__EXERCISE__.
List each line of the data in which the string "this" appears.
◆ ◆ ◆
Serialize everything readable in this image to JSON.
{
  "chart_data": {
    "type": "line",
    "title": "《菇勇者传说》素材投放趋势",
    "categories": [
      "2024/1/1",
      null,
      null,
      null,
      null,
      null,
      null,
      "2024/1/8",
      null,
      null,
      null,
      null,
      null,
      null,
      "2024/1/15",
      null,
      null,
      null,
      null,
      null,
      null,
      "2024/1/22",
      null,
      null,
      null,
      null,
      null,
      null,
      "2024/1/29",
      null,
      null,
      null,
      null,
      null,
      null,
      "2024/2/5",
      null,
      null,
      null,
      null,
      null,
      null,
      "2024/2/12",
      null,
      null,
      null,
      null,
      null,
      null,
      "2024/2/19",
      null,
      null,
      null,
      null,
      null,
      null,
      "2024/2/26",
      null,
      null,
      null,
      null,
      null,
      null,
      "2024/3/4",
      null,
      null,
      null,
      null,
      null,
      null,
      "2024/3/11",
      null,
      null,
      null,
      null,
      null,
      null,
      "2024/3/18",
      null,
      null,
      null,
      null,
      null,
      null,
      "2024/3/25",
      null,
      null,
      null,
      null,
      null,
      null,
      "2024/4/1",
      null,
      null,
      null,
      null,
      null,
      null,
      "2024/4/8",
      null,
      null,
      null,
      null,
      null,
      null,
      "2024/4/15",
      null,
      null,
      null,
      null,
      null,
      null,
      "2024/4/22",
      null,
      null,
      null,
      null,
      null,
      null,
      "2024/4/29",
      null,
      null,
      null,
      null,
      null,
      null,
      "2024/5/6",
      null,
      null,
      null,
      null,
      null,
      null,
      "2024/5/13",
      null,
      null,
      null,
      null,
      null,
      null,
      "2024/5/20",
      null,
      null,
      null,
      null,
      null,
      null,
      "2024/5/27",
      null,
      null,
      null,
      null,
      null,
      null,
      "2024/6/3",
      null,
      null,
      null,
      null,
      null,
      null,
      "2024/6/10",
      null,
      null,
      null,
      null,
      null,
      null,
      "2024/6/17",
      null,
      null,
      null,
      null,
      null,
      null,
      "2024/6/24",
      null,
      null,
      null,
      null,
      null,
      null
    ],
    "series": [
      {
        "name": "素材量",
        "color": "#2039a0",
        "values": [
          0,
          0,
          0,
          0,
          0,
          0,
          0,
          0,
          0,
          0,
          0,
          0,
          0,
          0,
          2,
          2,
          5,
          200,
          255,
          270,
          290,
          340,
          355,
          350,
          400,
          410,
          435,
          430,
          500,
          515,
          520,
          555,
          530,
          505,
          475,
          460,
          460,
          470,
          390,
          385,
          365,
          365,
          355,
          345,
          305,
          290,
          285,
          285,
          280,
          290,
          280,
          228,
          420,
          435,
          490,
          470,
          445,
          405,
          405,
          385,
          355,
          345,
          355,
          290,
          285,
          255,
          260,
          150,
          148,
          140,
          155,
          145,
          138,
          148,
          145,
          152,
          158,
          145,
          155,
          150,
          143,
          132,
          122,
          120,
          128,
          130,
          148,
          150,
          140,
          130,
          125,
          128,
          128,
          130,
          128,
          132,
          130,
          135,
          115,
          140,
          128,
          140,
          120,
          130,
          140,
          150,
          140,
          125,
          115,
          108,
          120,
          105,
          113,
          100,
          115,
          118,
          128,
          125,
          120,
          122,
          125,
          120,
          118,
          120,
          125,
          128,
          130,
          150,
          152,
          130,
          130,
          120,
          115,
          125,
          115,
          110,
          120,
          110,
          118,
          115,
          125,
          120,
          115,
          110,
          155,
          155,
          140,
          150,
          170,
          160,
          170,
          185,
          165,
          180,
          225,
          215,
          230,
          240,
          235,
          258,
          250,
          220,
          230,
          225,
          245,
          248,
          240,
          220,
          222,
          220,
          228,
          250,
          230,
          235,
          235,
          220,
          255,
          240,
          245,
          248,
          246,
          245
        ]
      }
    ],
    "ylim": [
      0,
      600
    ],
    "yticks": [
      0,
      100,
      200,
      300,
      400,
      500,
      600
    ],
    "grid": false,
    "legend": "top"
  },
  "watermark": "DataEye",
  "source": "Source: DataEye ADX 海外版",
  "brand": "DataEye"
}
◆ ◆ ◆
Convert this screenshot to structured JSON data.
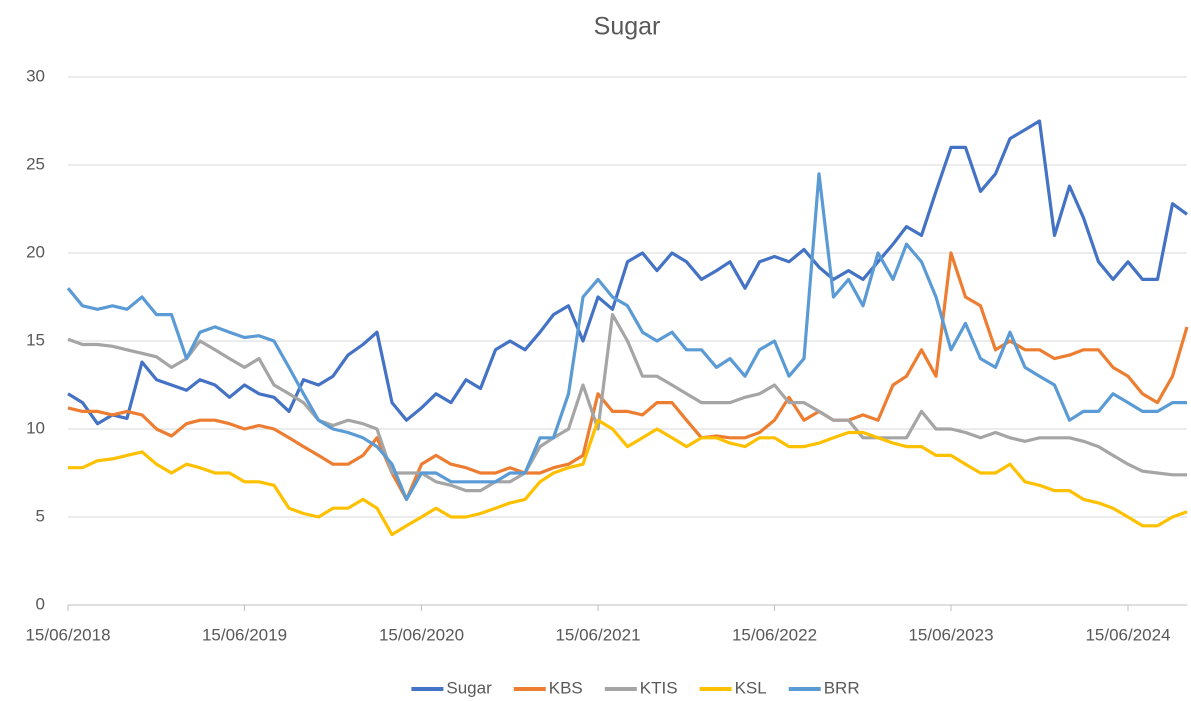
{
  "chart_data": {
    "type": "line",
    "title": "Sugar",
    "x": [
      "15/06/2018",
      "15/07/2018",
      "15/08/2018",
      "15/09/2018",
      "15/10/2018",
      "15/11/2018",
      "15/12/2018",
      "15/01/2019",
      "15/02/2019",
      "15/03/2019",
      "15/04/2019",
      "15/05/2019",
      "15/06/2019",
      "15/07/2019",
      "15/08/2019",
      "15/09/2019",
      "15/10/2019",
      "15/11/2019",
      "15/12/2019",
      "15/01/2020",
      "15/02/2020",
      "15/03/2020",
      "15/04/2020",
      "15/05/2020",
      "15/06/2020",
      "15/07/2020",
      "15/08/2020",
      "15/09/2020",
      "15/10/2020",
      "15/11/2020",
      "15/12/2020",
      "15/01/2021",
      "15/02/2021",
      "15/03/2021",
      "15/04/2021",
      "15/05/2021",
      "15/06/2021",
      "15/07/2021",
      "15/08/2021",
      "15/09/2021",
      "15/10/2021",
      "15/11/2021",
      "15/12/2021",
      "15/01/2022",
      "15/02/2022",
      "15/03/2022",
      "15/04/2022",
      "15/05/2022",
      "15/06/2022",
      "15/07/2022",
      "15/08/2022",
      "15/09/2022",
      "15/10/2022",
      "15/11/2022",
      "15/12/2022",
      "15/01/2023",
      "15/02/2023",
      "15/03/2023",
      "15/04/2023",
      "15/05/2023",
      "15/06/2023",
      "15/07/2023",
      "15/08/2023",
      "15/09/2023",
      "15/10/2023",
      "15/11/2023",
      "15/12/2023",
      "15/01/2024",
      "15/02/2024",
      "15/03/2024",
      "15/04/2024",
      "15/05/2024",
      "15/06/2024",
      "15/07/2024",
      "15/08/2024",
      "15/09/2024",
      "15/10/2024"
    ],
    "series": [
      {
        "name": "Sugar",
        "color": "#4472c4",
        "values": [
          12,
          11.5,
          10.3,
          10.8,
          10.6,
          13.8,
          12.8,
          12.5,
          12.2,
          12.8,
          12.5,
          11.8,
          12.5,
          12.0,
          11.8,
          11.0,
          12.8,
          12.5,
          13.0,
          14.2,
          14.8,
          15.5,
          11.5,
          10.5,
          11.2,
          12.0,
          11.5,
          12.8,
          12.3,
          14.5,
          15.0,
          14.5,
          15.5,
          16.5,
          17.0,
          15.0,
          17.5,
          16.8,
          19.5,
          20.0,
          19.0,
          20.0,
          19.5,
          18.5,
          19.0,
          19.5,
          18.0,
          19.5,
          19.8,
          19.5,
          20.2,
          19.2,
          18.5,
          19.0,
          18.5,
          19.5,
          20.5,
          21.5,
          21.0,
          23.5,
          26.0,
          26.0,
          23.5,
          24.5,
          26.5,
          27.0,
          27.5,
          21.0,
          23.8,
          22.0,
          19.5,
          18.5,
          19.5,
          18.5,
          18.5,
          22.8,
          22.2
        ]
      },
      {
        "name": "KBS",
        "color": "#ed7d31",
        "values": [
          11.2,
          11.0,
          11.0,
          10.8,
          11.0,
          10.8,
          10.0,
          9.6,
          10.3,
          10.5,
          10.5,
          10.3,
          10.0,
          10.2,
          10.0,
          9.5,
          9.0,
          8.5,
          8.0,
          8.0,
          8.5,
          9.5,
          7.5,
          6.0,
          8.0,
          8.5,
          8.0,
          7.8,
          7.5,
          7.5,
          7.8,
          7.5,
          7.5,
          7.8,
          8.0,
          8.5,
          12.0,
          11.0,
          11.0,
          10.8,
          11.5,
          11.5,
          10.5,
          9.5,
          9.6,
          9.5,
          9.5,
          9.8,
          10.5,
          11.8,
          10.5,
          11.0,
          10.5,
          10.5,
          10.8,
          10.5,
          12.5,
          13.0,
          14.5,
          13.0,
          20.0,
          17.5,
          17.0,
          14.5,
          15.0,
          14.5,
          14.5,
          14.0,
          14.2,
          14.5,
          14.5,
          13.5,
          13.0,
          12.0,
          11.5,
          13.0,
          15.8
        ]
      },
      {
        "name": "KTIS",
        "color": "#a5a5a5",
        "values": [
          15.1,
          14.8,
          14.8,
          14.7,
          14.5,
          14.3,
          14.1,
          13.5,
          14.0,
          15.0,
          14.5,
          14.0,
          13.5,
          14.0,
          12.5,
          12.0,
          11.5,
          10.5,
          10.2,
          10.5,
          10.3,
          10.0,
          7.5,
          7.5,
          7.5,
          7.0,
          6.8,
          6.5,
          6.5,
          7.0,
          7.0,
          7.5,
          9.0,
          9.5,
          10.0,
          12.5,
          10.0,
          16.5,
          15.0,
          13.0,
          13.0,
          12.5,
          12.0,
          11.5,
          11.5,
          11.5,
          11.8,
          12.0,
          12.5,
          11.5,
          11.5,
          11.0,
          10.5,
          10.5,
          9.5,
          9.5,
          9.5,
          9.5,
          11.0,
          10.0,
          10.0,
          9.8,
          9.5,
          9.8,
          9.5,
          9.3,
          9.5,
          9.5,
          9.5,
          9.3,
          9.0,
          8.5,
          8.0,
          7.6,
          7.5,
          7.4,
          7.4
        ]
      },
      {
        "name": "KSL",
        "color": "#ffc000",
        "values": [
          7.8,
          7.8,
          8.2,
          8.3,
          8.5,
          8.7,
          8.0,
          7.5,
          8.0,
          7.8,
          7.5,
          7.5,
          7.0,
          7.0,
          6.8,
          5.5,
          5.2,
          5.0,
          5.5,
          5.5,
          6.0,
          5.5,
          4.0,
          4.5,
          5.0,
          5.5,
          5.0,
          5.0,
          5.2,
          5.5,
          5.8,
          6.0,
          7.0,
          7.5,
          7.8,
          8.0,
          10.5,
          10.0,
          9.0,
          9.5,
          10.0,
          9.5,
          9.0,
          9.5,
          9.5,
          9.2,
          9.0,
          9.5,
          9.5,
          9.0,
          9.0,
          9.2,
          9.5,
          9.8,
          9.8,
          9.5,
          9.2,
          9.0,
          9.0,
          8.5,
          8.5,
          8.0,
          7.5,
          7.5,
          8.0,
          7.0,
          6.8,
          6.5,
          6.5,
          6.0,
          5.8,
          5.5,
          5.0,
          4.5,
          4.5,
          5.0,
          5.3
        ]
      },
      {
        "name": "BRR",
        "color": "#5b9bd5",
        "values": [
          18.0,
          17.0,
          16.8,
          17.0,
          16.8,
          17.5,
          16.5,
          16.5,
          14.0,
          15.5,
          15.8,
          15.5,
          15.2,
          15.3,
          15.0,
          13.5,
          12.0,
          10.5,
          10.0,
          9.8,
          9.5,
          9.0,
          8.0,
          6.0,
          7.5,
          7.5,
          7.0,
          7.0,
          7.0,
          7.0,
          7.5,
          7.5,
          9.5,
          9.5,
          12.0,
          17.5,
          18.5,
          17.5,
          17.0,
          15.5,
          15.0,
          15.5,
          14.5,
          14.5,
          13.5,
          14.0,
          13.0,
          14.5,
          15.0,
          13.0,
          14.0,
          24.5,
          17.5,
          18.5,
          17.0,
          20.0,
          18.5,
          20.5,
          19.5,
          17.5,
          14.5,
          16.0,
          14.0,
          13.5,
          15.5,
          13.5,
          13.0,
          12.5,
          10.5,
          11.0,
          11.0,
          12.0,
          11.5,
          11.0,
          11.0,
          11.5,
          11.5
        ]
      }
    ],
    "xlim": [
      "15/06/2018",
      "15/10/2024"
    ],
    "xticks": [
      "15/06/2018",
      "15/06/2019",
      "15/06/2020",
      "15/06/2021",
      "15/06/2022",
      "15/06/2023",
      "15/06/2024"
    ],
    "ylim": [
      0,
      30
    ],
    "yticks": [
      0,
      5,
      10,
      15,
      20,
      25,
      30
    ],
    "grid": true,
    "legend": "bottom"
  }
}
◆ ◆ ◆
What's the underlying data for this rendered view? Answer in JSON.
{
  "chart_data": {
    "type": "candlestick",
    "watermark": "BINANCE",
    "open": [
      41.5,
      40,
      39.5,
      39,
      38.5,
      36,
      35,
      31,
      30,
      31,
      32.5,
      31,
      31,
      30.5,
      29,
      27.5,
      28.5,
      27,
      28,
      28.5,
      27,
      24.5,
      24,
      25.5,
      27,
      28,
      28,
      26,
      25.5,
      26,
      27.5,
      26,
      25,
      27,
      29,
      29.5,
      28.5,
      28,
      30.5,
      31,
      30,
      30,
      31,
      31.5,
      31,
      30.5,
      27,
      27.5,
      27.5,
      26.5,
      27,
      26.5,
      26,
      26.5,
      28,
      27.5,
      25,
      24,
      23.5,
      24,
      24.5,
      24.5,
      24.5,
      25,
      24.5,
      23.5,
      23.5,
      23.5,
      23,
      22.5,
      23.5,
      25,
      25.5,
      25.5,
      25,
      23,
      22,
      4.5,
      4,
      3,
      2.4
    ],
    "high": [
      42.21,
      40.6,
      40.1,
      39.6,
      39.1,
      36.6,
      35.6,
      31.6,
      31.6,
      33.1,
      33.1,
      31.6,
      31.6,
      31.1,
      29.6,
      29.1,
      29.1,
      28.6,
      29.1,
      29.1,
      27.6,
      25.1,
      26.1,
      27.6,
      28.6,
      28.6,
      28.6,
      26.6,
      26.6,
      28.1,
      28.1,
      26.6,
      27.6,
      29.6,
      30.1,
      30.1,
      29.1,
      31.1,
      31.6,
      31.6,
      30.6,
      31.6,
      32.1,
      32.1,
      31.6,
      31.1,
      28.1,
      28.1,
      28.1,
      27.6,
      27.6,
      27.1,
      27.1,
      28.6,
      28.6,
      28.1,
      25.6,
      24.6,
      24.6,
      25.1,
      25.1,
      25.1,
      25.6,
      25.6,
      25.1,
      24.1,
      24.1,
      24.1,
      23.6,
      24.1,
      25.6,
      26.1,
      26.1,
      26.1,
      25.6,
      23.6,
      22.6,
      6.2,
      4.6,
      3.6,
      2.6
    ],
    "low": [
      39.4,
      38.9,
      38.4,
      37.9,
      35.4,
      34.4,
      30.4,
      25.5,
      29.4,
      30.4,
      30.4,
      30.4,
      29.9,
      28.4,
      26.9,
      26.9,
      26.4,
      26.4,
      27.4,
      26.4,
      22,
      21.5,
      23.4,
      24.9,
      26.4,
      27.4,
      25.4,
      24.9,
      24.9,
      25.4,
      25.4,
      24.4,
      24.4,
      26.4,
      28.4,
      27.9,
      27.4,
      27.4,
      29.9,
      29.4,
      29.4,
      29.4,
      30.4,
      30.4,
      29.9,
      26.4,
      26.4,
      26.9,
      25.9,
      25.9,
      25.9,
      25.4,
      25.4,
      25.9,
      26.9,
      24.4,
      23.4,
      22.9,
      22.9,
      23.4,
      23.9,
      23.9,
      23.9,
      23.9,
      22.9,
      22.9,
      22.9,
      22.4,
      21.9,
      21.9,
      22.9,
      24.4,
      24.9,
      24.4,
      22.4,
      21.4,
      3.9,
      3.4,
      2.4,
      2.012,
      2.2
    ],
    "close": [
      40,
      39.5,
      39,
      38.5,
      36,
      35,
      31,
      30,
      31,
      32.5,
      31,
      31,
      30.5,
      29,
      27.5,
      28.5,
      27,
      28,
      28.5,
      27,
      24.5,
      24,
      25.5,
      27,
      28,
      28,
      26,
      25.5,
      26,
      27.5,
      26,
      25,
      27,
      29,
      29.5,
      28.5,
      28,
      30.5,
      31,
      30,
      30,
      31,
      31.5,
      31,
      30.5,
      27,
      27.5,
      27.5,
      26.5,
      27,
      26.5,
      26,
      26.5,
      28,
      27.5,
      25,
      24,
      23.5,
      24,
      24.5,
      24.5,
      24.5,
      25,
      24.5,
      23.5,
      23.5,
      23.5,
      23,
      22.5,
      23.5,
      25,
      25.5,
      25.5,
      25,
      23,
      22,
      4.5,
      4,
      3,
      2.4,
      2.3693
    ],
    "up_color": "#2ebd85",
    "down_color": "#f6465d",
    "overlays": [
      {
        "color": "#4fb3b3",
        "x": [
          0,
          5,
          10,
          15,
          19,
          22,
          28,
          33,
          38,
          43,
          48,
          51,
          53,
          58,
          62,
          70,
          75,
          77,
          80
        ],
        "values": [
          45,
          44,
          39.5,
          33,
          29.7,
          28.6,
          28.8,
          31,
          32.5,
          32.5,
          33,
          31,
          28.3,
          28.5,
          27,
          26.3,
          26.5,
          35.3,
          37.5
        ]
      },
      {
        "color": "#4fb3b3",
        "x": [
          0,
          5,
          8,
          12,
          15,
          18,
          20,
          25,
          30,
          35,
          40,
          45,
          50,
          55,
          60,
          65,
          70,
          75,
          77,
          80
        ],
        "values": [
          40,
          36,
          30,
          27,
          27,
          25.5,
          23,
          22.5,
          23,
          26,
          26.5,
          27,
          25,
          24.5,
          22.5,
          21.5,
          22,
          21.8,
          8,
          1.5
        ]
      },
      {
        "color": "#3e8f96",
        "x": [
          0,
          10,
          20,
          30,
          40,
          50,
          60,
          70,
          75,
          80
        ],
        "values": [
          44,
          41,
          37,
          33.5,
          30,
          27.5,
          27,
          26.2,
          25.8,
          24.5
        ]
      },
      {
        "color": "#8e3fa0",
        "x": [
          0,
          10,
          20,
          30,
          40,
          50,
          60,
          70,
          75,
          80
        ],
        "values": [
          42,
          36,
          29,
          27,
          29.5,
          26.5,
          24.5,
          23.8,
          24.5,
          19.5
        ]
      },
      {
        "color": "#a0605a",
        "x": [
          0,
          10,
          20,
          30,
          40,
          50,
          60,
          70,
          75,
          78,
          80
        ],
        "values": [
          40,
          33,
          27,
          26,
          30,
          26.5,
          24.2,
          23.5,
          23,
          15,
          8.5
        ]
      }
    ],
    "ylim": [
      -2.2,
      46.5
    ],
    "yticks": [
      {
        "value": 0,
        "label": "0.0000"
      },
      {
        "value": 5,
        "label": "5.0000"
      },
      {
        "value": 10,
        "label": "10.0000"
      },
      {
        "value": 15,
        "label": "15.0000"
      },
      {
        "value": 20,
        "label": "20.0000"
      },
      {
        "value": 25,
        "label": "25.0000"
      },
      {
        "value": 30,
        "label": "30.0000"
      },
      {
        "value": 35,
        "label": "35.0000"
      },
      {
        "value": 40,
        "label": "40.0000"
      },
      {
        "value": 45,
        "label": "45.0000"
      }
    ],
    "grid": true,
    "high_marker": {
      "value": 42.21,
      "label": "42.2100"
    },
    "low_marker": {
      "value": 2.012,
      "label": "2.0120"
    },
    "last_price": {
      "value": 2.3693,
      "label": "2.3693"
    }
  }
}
◆ ◆ ◆
__EXPECTED ANSWER__.
Serialize everything readable in this image to JSON.
Convert this screenshot to structured JSON data.
What's the underlying data for this rendered view? Answer in JSON.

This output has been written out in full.